# WHAT IS REQUIRED:
Below is a block of records; return all of them exactly, but without the images.

# DATA SHOWN:
──────────────────────────────

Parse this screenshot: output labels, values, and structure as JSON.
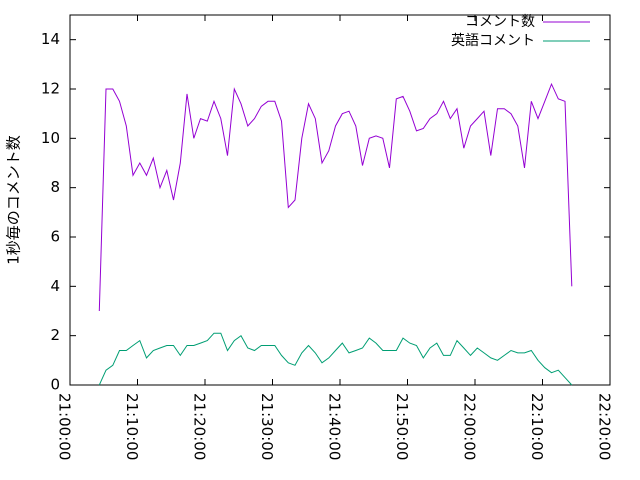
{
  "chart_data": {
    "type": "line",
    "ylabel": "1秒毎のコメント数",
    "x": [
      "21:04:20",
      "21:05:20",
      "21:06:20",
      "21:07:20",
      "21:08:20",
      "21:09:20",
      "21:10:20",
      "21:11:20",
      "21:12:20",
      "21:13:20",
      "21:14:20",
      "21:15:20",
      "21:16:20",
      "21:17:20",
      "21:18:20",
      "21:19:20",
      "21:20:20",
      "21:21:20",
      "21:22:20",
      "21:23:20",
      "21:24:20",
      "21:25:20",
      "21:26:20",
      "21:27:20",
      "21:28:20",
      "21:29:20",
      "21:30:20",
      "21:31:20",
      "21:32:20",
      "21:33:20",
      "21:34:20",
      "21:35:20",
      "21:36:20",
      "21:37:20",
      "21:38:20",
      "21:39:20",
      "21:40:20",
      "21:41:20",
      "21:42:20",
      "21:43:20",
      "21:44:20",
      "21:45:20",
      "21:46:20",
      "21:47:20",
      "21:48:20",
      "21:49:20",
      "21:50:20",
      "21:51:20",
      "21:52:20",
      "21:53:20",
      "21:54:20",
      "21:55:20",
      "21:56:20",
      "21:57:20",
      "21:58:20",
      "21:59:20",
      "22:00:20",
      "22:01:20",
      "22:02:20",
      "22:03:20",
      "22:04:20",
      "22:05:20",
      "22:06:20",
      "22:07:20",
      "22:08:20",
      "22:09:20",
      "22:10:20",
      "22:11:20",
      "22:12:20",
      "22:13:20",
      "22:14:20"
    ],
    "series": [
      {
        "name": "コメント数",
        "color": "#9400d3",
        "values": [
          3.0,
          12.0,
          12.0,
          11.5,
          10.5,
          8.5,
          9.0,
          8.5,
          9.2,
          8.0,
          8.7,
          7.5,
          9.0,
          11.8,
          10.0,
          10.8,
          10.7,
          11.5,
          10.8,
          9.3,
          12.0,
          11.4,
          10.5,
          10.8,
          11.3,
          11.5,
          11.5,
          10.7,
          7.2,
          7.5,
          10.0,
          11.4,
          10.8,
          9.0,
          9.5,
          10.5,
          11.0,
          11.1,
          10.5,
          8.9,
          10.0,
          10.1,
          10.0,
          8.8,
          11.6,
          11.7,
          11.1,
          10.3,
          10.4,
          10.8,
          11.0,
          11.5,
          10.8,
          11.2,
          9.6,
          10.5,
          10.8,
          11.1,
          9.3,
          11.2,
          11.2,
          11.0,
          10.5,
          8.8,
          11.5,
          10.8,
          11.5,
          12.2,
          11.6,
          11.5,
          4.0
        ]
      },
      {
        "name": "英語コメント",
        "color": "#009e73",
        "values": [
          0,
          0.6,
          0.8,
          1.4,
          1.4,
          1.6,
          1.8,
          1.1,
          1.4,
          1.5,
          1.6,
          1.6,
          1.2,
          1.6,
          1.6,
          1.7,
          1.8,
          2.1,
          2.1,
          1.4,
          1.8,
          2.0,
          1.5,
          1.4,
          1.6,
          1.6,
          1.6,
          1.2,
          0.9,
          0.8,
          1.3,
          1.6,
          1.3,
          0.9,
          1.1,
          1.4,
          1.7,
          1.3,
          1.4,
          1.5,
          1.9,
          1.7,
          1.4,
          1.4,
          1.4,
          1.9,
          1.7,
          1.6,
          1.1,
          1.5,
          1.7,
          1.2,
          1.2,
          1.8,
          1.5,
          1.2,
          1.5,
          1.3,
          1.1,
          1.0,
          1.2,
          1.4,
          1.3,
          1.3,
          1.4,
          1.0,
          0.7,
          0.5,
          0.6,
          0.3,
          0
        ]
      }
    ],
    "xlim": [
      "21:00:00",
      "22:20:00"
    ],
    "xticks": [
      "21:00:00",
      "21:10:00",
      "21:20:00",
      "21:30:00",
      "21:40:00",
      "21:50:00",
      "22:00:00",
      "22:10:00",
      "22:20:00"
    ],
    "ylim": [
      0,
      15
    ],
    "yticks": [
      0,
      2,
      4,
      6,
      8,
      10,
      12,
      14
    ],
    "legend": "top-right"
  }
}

──────────────────────────────

# REPLY TO THE TASK:
Parse this screenshot: output labels, values, and structure as JSON.
{
  "chart_data": {
    "type": "line",
    "ylabel": "1秒毎のコメント数",
    "x": [
      "21:04:20",
      "21:05:20",
      "21:06:20",
      "21:07:20",
      "21:08:20",
      "21:09:20",
      "21:10:20",
      "21:11:20",
      "21:12:20",
      "21:13:20",
      "21:14:20",
      "21:15:20",
      "21:16:20",
      "21:17:20",
      "21:18:20",
      "21:19:20",
      "21:20:20",
      "21:21:20",
      "21:22:20",
      "21:23:20",
      "21:24:20",
      "21:25:20",
      "21:26:20",
      "21:27:20",
      "21:28:20",
      "21:29:20",
      "21:30:20",
      "21:31:20",
      "21:32:20",
      "21:33:20",
      "21:34:20",
      "21:35:20",
      "21:36:20",
      "21:37:20",
      "21:38:20",
      "21:39:20",
      "21:40:20",
      "21:41:20",
      "21:42:20",
      "21:43:20",
      "21:44:20",
      "21:45:20",
      "21:46:20",
      "21:47:20",
      "21:48:20",
      "21:49:20",
      "21:50:20",
      "21:51:20",
      "21:52:20",
      "21:53:20",
      "21:54:20",
      "21:55:20",
      "21:56:20",
      "21:57:20",
      "21:58:20",
      "21:59:20",
      "22:00:20",
      "22:01:20",
      "22:02:20",
      "22:03:20",
      "22:04:20",
      "22:05:20",
      "22:06:20",
      "22:07:20",
      "22:08:20",
      "22:09:20",
      "22:10:20",
      "22:11:20",
      "22:12:20",
      "22:13:20",
      "22:14:20"
    ],
    "series": [
      {
        "name": "コメント数",
        "color": "#9400d3",
        "values": [
          3.0,
          12.0,
          12.0,
          11.5,
          10.5,
          8.5,
          9.0,
          8.5,
          9.2,
          8.0,
          8.7,
          7.5,
          9.0,
          11.8,
          10.0,
          10.8,
          10.7,
          11.5,
          10.8,
          9.3,
          12.0,
          11.4,
          10.5,
          10.8,
          11.3,
          11.5,
          11.5,
          10.7,
          7.2,
          7.5,
          10.0,
          11.4,
          10.8,
          9.0,
          9.5,
          10.5,
          11.0,
          11.1,
          10.5,
          8.9,
          10.0,
          10.1,
          10.0,
          8.8,
          11.6,
          11.7,
          11.1,
          10.3,
          10.4,
          10.8,
          11.0,
          11.5,
          10.8,
          11.2,
          9.6,
          10.5,
          10.8,
          11.1,
          9.3,
          11.2,
          11.2,
          11.0,
          10.5,
          8.8,
          11.5,
          10.8,
          11.5,
          12.2,
          11.6,
          11.5,
          4.0
        ]
      },
      {
        "name": "英語コメント",
        "color": "#009e73",
        "values": [
          0,
          0.6,
          0.8,
          1.4,
          1.4,
          1.6,
          1.8,
          1.1,
          1.4,
          1.5,
          1.6,
          1.6,
          1.2,
          1.6,
          1.6,
          1.7,
          1.8,
          2.1,
          2.1,
          1.4,
          1.8,
          2.0,
          1.5,
          1.4,
          1.6,
          1.6,
          1.6,
          1.2,
          0.9,
          0.8,
          1.3,
          1.6,
          1.3,
          0.9,
          1.1,
          1.4,
          1.7,
          1.3,
          1.4,
          1.5,
          1.9,
          1.7,
          1.4,
          1.4,
          1.4,
          1.9,
          1.7,
          1.6,
          1.1,
          1.5,
          1.7,
          1.2,
          1.2,
          1.8,
          1.5,
          1.2,
          1.5,
          1.3,
          1.1,
          1.0,
          1.2,
          1.4,
          1.3,
          1.3,
          1.4,
          1.0,
          0.7,
          0.5,
          0.6,
          0.3,
          0
        ]
      }
    ],
    "xlim": [
      "21:00:00",
      "22:20:00"
    ],
    "xticks": [
      "21:00:00",
      "21:10:00",
      "21:20:00",
      "21:30:00",
      "21:40:00",
      "21:50:00",
      "22:00:00",
      "22:10:00",
      "22:20:00"
    ],
    "ylim": [
      0,
      15
    ],
    "yticks": [
      0,
      2,
      4,
      6,
      8,
      10,
      12,
      14
    ],
    "legend": "top-right"
  }
}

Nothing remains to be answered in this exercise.